Passage provided ->

§

Kathryn: Yeah. What that does is it leads to super high productivity and trust and all of those things that allow for the kind of engagement that we care about when we're talking about Passion and Provision.
Kathryn: Why is this management topic so important? Well, it's because we want to make sure that we're talking about the areas in your business where you can most help your employees become engaged and help them know that they're making a contribution and that you notice that and that it matters. This issue of public recognition in your management style is one of those pieces that if you read the Carrot Principle, you're just going to see they've done incredible studies over a 10-year period and then, they did more validation to really prove that you have better engagement, better productivity and a lot more trust among teams and among groups of people when public recognition is part of your management style.
Michael: Absolutely. Yeah. Well said and that said, you look at the financial impacts. If you have people that are more engaged, first of all, the tension, the social tension is low. Right? It's much less stressful. If you have people that are more engaged in paying attention to their work, there's less error. That means that you have to correct them less as leader. That means you have the ability to trust them more. If you have greater engagement at work with your staff, that means that you have less turnover.
Michael: Turnover is incredibly expensive. We all know it, but there's so many hidden costs. They say that to lose a mid-level position in a company or higher, you can take their annual revenue, not annual revenue, annual salary, multiple that somewhere between one and a half and three times depending on the position. That's how much it cost.

§

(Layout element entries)
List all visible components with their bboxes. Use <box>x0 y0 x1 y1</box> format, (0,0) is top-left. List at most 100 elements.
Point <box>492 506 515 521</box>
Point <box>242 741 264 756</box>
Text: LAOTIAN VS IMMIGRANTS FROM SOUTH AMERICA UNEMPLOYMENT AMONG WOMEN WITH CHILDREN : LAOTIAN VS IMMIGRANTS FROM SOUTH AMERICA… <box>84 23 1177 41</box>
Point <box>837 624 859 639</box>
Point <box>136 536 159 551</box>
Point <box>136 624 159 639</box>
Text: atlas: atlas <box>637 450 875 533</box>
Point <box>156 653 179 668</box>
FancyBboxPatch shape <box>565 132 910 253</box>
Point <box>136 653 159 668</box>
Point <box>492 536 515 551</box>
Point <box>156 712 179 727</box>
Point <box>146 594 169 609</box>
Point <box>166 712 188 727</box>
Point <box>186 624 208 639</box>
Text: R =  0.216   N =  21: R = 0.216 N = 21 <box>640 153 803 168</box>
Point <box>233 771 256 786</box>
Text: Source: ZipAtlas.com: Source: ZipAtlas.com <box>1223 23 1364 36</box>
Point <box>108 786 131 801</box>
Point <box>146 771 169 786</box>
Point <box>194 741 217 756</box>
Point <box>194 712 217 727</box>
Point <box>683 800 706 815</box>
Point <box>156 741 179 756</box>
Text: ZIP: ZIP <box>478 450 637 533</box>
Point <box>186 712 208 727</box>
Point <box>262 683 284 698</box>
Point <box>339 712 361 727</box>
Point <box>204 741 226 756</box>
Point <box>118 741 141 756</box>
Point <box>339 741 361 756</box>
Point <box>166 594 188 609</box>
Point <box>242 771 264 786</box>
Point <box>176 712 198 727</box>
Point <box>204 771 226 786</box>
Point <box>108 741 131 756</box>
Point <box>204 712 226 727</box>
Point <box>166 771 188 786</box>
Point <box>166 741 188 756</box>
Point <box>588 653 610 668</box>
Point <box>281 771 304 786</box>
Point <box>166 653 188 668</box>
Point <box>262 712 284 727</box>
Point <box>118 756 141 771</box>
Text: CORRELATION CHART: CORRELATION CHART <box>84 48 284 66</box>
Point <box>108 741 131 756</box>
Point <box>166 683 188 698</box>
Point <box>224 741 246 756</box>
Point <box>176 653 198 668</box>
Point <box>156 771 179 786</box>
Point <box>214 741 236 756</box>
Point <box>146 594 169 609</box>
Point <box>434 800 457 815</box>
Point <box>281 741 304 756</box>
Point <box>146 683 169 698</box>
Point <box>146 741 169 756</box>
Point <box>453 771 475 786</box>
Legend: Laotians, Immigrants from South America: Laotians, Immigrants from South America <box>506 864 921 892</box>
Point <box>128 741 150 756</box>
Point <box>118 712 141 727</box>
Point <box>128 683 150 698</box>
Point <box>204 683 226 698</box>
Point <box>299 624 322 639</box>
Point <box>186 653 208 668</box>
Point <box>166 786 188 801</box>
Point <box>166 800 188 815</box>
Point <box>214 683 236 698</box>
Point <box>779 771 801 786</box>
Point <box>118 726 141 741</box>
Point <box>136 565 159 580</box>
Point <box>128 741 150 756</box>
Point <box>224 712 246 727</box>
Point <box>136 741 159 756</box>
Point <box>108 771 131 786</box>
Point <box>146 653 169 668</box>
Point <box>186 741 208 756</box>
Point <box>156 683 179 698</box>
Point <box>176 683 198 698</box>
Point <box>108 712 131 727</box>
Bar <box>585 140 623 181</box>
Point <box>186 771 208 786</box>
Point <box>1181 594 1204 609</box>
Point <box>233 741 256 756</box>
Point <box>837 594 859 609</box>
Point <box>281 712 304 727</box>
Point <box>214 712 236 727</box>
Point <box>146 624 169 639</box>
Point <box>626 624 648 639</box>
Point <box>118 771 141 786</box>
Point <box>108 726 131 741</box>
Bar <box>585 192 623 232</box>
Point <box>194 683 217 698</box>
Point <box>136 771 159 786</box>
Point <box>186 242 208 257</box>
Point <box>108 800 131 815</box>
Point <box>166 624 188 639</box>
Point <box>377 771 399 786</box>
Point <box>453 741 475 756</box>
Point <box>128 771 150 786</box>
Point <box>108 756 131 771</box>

§

Your instructions -> Continue the conversation about public recognition and employee turnover, picking up after its final sentence.

The response ->
Michael: If you're paying somebody $50,000 a year, I think it's going to cost you 75 to $100,000 to replace that person and get them up to speed in your company. That's how much it cost. It really does, because sometimes it takes two or three years. If you're losing people every two years, that's not helpful. All of us need to look at those kind of things, plus the fact is that they're more productive and they're more engaged. You're saving more money because of less mistakes and they're actually creating more great products, great services and doing great customer service and helping with customer retention.
Kathryn: If you think that this is kind of... Like we're talking and you're going, "Well, of course. No, of course, that's super important. You need to understand that in the recent study that the folks who wrote this book did, it showed that there was 74% of leaders worldwide who still don't practice recognition. Whether they are vehemently against it, that which there's a percentage of those who think it's just a ripping waste of time, there's some who are scared or nervous about it because they're afraid that if I recognize this person, it's going to create jealousy, there's going to be inequity in my employees, how do I do that. There's others who think, if I recognize people publicly, then they're going to think that they've arrived and they're not going to work harder.
Kathryn: It's amazing. As much as we can logically and even emotionally say, "Of course, people are going to do better work and be happier in it," if they are recognized and if they know that it's working and that they're contributing, very few leaders do it. We're talking one quarter of leaders worldwide actually practice public recognition. It's not something that is a no brainer. It's actually something that 75% of the leaders in the world don't do. They actually don't think it's valuable.
Michael: Now, think about this. We've talked about this in past episodes. I think episode one and two. Gallup did a survey, has regularly doing surveys and basically, the disengagement or engagement level of people working in America. Now, this is an American stat and I think it has relevancy throughout the West, but in America, 75%, 74% of workers, people working are disengaged. Gallup defines that as sleepwalking through the day.
Michael: Well, it's interesting that these numbers-
Kathryn: That an equal percent of leaders worldwide don't practice recognition.
Michael: How about that?
Kathryn: How about that?
Michael: That's interesting. I wanted to talk about that fifth one first because it's important, it's significant and being able to learn to be a good encourager. They say that great leaders, one of the characteristics of great leaders, when you look at the material is that they catch people doing things right and they spot it and they say something about it.
Michael: Bad leaders, often, what their characteristic is, is they're known for figuring out what people are doing wrong and spotting that and calling to the attention.
Michael: That has to happen. I'm not saying it doesn't. What were you going to say, Kathryn?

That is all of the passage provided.